** begin Listed entries **

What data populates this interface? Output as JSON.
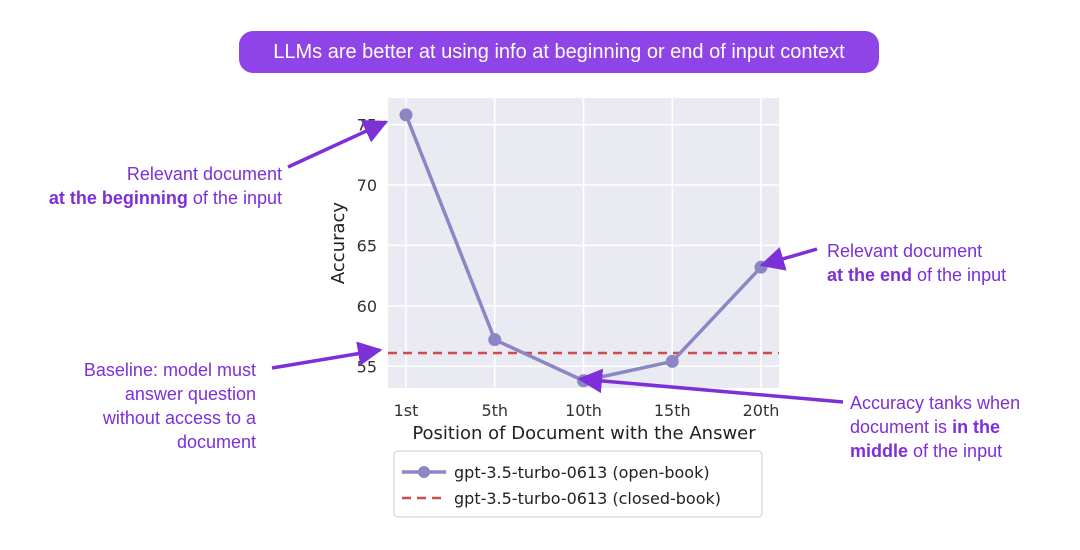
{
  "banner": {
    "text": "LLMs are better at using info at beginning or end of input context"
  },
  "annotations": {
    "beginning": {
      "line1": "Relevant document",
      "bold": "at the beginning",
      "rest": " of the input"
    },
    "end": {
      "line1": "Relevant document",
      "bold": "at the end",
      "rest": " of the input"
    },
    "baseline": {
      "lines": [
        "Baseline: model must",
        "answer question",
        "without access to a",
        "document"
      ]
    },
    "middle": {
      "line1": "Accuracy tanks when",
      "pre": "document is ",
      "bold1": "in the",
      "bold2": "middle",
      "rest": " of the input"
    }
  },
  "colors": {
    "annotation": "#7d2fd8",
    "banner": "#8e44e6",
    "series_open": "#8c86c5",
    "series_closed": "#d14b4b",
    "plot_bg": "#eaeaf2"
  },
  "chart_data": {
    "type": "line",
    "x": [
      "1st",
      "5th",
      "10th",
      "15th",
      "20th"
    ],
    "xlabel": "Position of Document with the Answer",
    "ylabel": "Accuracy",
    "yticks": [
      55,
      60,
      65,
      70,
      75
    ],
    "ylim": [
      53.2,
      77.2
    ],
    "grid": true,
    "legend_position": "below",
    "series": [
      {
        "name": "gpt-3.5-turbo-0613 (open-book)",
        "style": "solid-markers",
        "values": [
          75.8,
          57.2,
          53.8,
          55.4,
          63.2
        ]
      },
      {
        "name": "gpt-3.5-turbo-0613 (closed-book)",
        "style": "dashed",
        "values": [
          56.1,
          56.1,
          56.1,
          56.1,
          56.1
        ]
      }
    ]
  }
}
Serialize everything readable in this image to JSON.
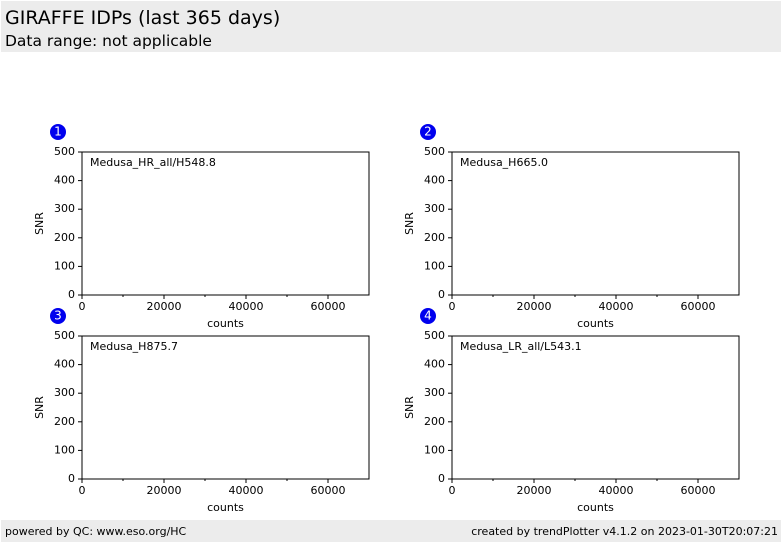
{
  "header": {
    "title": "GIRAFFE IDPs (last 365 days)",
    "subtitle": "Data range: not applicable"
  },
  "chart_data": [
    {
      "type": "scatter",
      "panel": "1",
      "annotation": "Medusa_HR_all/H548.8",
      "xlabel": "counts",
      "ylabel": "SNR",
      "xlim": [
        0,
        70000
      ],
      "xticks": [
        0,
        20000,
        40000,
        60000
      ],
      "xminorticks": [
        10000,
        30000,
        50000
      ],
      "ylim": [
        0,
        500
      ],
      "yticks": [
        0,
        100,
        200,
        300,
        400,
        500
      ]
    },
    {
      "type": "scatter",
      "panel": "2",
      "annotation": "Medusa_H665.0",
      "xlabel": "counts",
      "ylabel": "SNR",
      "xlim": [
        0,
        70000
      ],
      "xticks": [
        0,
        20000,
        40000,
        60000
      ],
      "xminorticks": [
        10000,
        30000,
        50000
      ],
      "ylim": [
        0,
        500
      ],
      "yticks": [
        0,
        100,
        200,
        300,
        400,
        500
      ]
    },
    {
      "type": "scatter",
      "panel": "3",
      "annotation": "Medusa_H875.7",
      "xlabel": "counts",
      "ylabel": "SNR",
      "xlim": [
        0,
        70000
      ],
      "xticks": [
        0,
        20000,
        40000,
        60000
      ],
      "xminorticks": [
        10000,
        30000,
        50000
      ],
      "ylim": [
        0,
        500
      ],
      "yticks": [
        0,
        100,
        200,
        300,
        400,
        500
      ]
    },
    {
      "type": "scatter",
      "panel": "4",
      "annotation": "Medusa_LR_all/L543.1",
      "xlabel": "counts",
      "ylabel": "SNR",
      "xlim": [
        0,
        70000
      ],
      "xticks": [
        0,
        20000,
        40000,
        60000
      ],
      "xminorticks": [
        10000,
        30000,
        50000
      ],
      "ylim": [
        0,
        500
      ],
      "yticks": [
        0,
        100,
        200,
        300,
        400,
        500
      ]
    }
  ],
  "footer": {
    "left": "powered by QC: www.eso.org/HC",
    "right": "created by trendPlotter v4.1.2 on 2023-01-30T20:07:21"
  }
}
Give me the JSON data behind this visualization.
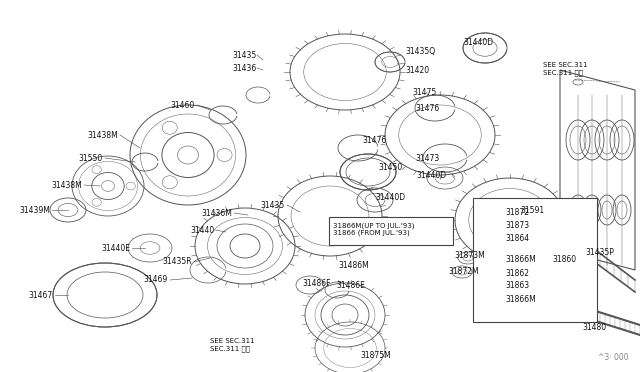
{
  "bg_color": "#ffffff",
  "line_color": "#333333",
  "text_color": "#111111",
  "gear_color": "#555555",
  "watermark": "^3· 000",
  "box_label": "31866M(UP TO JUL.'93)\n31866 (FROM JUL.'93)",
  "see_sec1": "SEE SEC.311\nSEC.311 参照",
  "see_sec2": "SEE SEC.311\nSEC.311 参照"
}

** end Listed entries **
** begin Listed entries **

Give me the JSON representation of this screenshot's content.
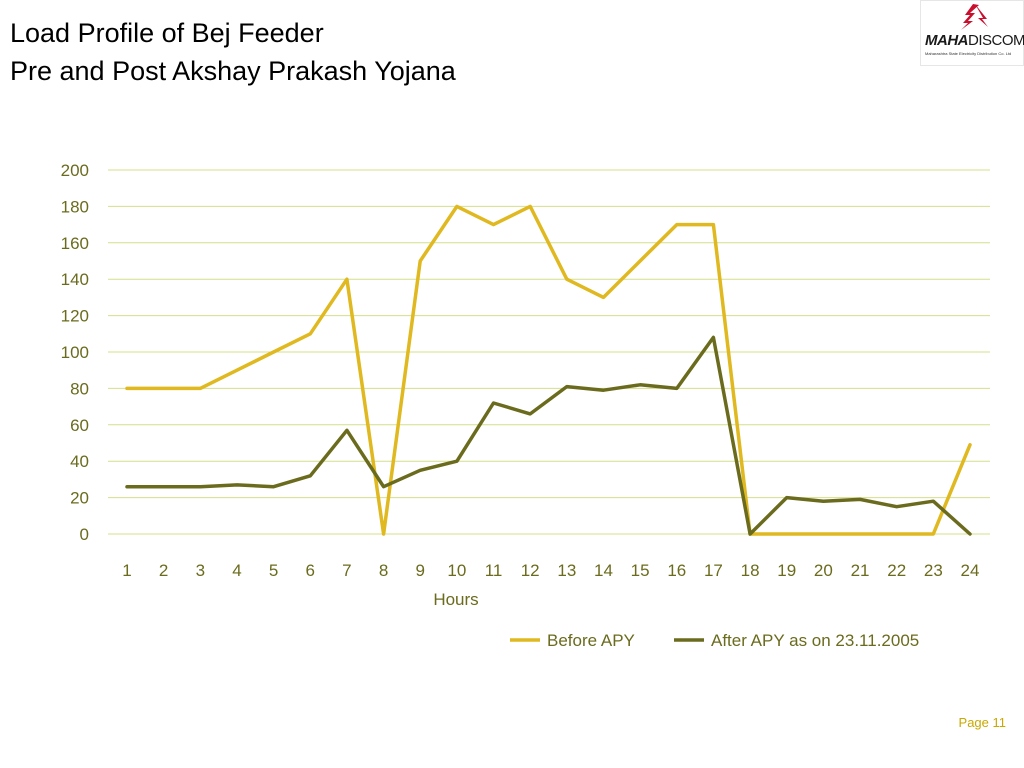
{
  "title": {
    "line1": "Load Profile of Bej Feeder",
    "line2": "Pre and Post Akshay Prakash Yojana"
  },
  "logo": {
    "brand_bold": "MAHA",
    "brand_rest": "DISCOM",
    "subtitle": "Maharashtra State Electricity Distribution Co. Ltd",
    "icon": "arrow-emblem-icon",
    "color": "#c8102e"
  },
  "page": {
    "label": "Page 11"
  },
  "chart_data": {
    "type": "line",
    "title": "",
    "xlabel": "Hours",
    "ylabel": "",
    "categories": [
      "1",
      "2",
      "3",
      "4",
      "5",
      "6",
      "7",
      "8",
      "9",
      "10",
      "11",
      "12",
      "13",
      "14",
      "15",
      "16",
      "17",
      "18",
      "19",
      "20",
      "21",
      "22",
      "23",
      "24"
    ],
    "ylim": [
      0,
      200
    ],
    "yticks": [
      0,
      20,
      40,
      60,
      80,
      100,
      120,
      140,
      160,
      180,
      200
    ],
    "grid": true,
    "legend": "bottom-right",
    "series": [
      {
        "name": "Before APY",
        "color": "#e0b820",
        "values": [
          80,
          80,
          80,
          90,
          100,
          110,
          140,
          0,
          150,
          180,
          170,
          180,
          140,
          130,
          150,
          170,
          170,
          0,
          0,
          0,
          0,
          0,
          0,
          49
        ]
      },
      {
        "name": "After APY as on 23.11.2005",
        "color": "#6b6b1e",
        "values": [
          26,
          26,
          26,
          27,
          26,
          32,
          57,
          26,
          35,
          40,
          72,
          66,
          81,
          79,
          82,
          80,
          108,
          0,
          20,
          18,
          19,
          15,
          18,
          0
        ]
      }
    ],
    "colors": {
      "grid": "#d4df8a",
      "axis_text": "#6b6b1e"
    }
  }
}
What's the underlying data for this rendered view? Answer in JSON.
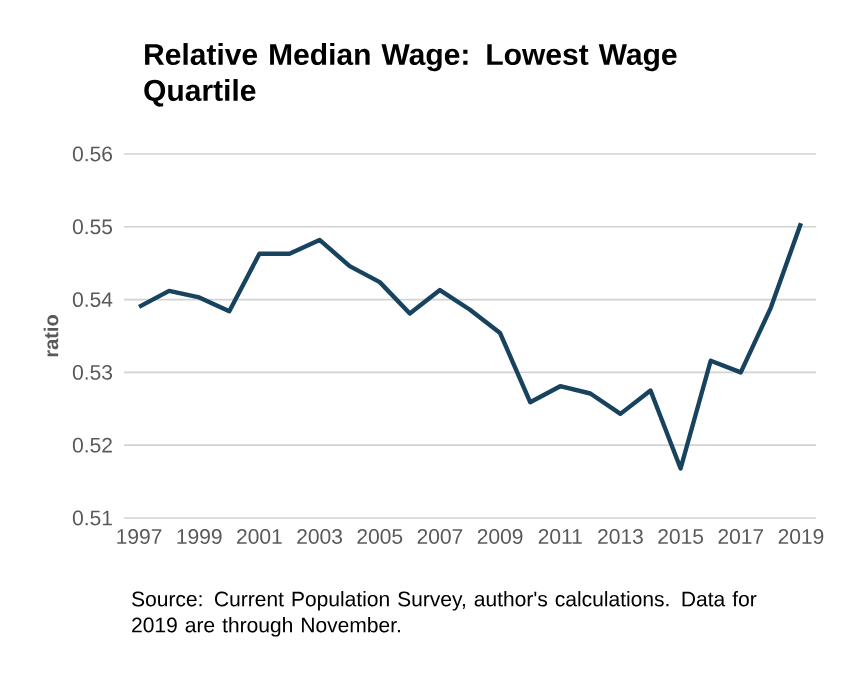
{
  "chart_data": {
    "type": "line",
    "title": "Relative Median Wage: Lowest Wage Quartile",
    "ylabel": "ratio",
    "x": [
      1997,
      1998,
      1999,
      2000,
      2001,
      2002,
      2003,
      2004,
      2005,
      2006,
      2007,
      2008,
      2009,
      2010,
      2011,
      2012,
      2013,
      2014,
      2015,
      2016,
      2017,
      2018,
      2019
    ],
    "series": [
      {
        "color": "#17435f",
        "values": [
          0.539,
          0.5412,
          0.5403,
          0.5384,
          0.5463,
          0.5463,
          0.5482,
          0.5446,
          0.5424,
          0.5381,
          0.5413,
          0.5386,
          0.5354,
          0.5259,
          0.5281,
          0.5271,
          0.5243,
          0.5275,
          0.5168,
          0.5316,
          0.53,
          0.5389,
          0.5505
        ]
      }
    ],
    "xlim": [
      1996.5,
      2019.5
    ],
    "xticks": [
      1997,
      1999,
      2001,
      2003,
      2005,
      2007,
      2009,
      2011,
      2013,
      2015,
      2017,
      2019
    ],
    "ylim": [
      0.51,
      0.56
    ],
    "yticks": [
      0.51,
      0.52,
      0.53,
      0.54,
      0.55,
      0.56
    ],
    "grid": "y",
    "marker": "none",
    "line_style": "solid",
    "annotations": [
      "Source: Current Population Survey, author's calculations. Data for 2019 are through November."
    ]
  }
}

** end Listed entries **
** begin Listed entries **

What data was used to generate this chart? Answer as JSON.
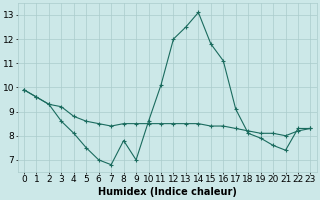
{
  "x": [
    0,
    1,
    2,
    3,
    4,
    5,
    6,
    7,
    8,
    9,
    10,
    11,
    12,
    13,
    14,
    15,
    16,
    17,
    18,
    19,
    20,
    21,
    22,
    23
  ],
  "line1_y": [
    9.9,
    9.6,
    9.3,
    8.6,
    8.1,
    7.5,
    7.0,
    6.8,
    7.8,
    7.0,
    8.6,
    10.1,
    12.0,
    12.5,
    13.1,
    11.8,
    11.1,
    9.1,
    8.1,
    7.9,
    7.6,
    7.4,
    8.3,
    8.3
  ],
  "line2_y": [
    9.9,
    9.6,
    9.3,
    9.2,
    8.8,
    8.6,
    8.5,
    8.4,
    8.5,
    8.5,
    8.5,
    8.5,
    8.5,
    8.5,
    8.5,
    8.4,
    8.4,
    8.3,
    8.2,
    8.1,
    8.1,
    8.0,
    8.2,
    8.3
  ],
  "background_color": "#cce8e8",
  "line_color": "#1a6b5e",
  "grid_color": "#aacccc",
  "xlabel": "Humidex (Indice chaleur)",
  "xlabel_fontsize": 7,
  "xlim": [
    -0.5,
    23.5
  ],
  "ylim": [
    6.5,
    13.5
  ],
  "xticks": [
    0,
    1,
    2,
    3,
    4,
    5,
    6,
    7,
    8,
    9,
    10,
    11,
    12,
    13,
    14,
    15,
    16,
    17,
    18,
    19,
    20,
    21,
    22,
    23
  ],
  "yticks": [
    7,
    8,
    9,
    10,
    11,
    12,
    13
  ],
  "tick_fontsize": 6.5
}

** end Listed entries **

Which lines contain the word "book"? Copy each one.

Right answer
        "name": "gpt-3.5-turbo-0613 (open-book)",
        "name": "gpt-3.5-turbo-0613 (closed-book)",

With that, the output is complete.